Required task
How many of the lines contain the string "ylabel"? Give the number, with no other words.

Source material
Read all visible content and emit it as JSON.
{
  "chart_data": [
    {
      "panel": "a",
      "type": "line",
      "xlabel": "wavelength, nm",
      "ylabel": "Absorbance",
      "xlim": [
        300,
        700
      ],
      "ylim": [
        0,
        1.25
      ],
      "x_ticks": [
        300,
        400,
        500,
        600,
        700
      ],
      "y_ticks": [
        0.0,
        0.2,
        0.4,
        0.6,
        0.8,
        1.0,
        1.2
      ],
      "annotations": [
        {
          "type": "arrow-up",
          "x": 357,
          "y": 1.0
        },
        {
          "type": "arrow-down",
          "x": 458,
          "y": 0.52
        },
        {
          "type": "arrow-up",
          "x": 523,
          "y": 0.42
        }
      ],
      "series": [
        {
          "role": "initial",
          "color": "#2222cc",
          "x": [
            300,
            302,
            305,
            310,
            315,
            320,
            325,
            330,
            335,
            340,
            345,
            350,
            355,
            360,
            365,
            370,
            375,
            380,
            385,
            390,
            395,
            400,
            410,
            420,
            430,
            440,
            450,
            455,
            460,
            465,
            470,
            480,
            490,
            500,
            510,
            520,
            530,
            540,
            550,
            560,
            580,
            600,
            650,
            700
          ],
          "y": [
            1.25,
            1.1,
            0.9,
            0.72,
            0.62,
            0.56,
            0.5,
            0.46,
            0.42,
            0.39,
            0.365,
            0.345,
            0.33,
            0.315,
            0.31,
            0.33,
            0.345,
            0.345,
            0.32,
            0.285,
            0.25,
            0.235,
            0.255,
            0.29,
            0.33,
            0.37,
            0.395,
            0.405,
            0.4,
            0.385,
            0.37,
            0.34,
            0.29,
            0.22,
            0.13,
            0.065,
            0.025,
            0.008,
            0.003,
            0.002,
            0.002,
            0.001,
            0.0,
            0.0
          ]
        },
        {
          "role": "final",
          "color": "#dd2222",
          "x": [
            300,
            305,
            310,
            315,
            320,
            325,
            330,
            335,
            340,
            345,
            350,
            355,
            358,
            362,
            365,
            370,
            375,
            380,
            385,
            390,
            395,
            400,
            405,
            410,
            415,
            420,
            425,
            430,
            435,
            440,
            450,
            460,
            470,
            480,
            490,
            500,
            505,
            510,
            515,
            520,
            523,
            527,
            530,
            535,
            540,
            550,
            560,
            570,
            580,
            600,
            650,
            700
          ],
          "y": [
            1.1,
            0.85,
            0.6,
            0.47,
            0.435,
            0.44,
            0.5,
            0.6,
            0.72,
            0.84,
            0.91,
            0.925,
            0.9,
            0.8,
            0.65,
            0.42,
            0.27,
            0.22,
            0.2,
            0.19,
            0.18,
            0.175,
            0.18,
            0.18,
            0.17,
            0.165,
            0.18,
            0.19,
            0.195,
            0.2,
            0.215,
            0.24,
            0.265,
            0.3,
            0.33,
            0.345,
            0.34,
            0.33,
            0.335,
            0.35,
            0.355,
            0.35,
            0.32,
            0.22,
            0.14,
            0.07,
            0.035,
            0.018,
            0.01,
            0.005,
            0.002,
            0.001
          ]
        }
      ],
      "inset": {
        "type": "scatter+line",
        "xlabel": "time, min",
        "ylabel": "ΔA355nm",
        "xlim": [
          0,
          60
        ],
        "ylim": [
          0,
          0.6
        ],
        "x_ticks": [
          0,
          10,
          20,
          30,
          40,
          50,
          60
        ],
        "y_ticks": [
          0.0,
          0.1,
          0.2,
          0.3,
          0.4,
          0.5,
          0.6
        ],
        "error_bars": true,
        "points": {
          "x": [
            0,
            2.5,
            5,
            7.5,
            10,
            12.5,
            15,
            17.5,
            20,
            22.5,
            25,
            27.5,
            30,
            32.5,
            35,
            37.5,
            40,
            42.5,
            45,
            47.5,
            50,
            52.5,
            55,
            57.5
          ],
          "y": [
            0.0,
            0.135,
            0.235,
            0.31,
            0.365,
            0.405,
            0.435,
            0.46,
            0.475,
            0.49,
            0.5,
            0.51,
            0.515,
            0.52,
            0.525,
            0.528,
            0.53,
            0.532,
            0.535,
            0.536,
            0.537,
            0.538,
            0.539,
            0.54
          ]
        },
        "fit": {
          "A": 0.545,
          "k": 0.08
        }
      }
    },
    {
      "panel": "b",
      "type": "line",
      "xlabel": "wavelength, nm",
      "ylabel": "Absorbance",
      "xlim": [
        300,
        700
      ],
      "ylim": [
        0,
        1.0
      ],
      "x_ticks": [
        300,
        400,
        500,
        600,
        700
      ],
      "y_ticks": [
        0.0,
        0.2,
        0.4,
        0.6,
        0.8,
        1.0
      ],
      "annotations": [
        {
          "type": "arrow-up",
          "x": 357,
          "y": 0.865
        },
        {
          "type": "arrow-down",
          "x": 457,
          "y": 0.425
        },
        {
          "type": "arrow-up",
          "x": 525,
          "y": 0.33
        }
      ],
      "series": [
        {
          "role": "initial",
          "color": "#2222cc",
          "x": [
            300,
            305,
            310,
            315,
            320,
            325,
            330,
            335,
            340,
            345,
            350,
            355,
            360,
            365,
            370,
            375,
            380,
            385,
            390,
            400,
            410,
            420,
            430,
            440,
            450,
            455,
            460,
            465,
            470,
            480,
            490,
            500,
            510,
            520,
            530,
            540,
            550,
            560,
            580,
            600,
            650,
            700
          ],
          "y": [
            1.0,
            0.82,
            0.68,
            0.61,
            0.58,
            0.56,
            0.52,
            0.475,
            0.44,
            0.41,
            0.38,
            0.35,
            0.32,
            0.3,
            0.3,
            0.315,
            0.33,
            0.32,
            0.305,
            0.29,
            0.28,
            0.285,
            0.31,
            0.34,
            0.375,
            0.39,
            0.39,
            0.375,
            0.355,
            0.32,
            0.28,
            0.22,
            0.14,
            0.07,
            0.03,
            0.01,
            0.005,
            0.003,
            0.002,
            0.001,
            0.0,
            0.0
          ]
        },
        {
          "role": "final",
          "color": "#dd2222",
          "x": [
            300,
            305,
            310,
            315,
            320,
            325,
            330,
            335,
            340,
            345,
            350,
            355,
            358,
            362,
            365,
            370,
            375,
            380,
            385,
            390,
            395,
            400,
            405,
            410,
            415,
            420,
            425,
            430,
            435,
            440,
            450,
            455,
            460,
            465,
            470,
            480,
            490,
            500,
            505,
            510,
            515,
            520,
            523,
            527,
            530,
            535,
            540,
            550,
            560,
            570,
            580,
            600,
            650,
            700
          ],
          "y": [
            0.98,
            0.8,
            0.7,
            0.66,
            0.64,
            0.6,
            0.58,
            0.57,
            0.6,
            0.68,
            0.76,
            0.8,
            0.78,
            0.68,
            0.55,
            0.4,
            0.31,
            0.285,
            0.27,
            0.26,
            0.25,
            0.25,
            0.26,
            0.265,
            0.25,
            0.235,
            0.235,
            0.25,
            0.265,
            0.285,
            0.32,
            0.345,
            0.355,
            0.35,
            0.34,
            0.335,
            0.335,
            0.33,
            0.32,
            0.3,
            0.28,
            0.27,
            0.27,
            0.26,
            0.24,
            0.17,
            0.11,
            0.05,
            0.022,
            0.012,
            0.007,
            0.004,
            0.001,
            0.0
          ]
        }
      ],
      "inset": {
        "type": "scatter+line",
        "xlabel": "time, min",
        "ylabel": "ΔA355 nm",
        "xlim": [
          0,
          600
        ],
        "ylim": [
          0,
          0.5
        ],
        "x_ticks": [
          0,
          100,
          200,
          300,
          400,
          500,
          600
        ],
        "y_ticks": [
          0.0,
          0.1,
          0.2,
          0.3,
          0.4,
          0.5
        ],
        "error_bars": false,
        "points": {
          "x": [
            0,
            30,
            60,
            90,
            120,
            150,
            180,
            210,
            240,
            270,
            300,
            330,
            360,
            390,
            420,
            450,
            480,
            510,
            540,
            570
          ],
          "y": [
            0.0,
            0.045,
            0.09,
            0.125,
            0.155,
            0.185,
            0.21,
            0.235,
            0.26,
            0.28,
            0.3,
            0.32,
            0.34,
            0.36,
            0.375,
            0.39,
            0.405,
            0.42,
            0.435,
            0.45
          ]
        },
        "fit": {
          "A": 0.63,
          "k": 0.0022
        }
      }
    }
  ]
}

Answer to this exercise
4